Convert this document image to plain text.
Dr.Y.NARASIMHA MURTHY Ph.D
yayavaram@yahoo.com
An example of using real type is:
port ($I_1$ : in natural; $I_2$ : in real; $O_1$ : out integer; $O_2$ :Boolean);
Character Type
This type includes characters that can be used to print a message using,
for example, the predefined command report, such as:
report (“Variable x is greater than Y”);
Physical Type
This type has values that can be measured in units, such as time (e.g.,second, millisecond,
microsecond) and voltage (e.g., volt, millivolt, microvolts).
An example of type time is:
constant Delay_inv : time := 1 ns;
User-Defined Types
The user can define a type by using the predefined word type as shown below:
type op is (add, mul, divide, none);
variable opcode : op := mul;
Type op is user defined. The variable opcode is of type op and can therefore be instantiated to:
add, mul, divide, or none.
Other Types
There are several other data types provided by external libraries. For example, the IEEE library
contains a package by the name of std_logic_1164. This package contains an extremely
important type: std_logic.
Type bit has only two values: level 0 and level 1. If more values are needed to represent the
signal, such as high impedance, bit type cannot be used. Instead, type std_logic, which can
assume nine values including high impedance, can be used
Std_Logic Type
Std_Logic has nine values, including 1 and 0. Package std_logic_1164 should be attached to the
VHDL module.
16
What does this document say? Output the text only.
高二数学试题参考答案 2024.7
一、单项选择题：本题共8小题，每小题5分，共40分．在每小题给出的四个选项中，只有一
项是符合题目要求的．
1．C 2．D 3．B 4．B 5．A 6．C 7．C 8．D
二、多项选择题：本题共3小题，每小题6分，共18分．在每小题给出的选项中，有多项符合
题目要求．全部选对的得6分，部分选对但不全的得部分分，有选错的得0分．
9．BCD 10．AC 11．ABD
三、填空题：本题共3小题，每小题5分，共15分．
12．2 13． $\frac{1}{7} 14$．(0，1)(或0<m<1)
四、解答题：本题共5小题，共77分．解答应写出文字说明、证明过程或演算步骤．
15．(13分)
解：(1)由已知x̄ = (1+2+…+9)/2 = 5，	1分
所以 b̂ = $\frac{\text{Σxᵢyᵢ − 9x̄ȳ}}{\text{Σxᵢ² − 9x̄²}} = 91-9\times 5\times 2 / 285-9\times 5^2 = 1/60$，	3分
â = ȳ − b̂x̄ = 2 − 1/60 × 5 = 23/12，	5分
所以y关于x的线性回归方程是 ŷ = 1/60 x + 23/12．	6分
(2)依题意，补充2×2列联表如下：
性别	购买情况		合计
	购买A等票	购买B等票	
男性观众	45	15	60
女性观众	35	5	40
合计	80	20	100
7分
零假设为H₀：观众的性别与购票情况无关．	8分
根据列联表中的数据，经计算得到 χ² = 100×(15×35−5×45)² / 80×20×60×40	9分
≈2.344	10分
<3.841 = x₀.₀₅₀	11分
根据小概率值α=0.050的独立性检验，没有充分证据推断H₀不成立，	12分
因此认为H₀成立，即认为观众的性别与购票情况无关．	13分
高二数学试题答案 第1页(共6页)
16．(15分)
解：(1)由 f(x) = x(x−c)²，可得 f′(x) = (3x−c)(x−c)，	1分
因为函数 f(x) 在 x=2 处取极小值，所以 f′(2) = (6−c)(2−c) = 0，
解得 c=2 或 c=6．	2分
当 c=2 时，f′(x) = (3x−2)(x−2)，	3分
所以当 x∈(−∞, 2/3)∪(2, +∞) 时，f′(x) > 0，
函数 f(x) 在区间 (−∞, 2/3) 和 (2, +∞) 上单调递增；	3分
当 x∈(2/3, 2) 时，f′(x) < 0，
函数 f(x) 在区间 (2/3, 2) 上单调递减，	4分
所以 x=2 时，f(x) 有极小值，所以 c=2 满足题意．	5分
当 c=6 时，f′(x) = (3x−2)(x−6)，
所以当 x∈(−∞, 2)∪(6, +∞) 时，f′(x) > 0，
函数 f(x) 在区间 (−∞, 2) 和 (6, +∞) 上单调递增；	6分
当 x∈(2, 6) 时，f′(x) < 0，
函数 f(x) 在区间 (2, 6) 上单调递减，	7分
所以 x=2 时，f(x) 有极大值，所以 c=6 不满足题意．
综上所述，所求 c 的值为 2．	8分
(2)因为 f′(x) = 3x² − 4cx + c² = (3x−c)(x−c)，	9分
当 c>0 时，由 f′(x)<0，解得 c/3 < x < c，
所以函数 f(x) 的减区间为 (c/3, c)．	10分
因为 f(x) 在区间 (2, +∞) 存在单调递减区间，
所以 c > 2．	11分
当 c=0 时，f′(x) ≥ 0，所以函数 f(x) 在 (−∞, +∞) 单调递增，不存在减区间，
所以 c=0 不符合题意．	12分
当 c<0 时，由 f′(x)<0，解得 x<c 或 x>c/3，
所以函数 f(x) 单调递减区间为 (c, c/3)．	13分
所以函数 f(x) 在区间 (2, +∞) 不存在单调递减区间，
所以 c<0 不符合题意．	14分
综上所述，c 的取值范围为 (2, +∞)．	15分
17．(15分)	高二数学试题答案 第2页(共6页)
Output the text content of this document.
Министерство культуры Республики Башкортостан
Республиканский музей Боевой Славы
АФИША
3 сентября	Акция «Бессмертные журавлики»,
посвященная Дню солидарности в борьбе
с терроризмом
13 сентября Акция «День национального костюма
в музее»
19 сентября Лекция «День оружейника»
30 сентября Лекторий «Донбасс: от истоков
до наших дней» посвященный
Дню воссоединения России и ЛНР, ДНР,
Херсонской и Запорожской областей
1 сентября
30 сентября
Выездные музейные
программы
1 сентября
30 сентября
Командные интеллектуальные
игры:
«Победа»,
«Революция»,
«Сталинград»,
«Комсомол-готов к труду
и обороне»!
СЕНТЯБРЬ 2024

▬▬▬▬▬▬▬▬▬▬

**REQUIRED WORK:** Take the listing above and set it down exactly.

**PROBLEM SOLUTION:**
Convert this document image to plain text.
Dr.Y.NARASIMHA MURTHY Ph.D
yayavaram@yahoo.com
An example of using real type is:
port ($I_1$ : in natural; $I_2$ : in real; $O_1$ : out integer; $O_2$ :Boolean);
Character Type
This type includes characters that can be used to print a message using,
for example, the predefined command report, such as:
report (“Variable x is greater than Y”);
Physical Type
This type has values that can be measured in units, such as time (e.g.,second, millisecond,
microsecond) and voltage (e.g., volt, millivolt, microvolts).
An example of type time is:
constant Delay_inv : time := 1 ns;
User-Defined Types
The user can define a type by using the predefined word type as shown below:
type op is (add, mul, divide, none);
variable opcode : op := mul;
Type op is user defined. The variable opcode is of type op and can therefore be instantiated to:
add, mul, divide, or none.
Other Types
There are several other data types provided by external libraries. For example, the IEEE library
contains a package by the name of std_logic_1164. This package contains an extremely
important type: std_logic.
Type bit has only two values: level 0 and level 1. If more values are needed to represent the
signal, such as high impedance, bit type cannot be used. Instead, type std_logic, which can
assume nine values including high impedance, can be used
Std_Logic Type
Std_Logic has nine values, including 1 and 0. Package std_logic_1164 should be attached to the
VHDL module.
16
What does this document say? Output the text only.
高二数学试题参考答案 2024.7
一、单项选择题：本题共8小题，每小题5分，共40分．在每小题给出的四个选项中，只有一
项是符合题目要求的．
1．C 2．D 3．B 4．B 5．A 6．C 7．C 8．D
二、多项选择题：本题共3小题，每小题6分，共18分．在每小题给出的选项中，有多项符合
题目要求．全部选对的得6分，部分选对但不全的得部分分，有选错的得0分．
9．BCD 10．AC 11．ABD
三、填空题：本题共3小题，每小题5分，共15分．
12．2 13． $\frac{1}{7} 14$．(0，1)(或0<m<1)
四、解答题：本题共5小题，共77分．解答应写出文字说明、证明过程或演算步骤．
15．(13分)
解：(1)由已知x̄ = (1+2+…+9)/2 = 5，	1分
所以 b̂ = $\frac{\text{Σxᵢyᵢ − 9x̄ȳ}}{\text{Σxᵢ² − 9x̄²}} = 91-9\times 5\times 2 / 285-9\times 5^2 = 1/60$，	3分
â = ȳ − b̂x̄ = 2 − 1/60 × 5 = 23/12，	5分
所以y关于x的线性回归方程是 ŷ = 1/60 x + 23/12．	6分
(2)依题意，补充2×2列联表如下：
性别	购买情况		合计
	购买A等票	购买B等票	
男性观众	45	15	60
女性观众	35	5	40
合计	80	20	100
7分
零假设为H₀：观众的性别与购票情况无关．	8分
根据列联表中的数据，经计算得到 χ² = 100×(15×35−5×45)² / 80×20×60×40	9分
≈2.344	10分
<3.841 = x₀.₀₅₀	11分
根据小概率值α=0.050的独立性检验，没有充分证据推断H₀不成立，	12分
因此认为H₀成立，即认为观众的性别与购票情况无关．	13分
高二数学试题答案 第1页(共6页)
16．(15分)
解：(1)由 f(x) = x(x−c)²，可得 f′(x) = (3x−c)(x−c)，	1分
因为函数 f(x) 在 x=2 处取极小值，所以 f′(2) = (6−c)(2−c) = 0，
解得 c=2 或 c=6．	2分
当 c=2 时，f′(x) = (3x−2)(x−2)，	3分
所以当 x∈(−∞, 2/3)∪(2, +∞) 时，f′(x) > 0，
函数 f(x) 在区间 (−∞, 2/3) 和 (2, +∞) 上单调递增；	3分
当 x∈(2/3, 2) 时，f′(x) < 0，
函数 f(x) 在区间 (2/3, 2) 上单调递减，	4分
所以 x=2 时，f(x) 有极小值，所以 c=2 满足题意．	5分
当 c=6 时，f′(x) = (3x−2)(x−6)，
所以当 x∈(−∞, 2)∪(6, +∞) 时，f′(x) > 0，
函数 f(x) 在区间 (−∞, 2) 和 (6, +∞) 上单调递增；	6分
当 x∈(2, 6) 时，f′(x) < 0，
函数 f(x) 在区间 (2, 6) 上单调递减，	7分
所以 x=2 时，f(x) 有极大值，所以 c=6 不满足题意．
综上所述，所求 c 的值为 2．	8分
(2)因为 f′(x) = 3x² − 4cx + c² = (3x−c)(x−c)，	9分
当 c>0 时，由 f′(x)<0，解得 c/3 < x < c，
所以函数 f(x) 的减区间为 (c/3, c)．	10分
因为 f(x) 在区间 (2, +∞) 存在单调递减区间，
所以 c > 2．	11分
当 c=0 时，f′(x) ≥ 0，所以函数 f(x) 在 (−∞, +∞) 单调递增，不存在减区间，
所以 c=0 不符合题意．	12分
当 c<0 时，由 f′(x)<0，解得 x<c 或 x>c/3，
所以函数 f(x) 单调递减区间为 (c, c/3)．	13分
所以函数 f(x) 在区间 (2, +∞) 不存在单调递减区间，
所以 c<0 不符合题意．	14分
综上所述，c 的取值范围为 (2, +∞)．	15分
17．(15分)	高二数学试题答案 第2页(共6页)
Output the text content of this document.
Министерство культуры Республики Башкортостан
Республиканский музей Боевой Славы
АФИША
3 сентября	Акция «Бессмертные журавлики»,
посвященная Дню солидарности в борьбе
с терроризмом
13 сентября Акция «День национального костюма
в музее»
19 сентября Лекция «День оружейника»
30 сентября Лекторий «Донбасс: от истоков
до наших дней» посвященный
Дню воссоединения России и ЛНР, ДНР,
Херсонской и Запорожской областей
1 сентября
30 сентября
Выездные музейные
программы
1 сентября
30 сентября
Командные интеллектуальные
игры:
«Победа»,
«Революция»,
«Сталинград»,
«Комсомол-готов к труду
и обороне»!
СЕНТЯБРЬ 2024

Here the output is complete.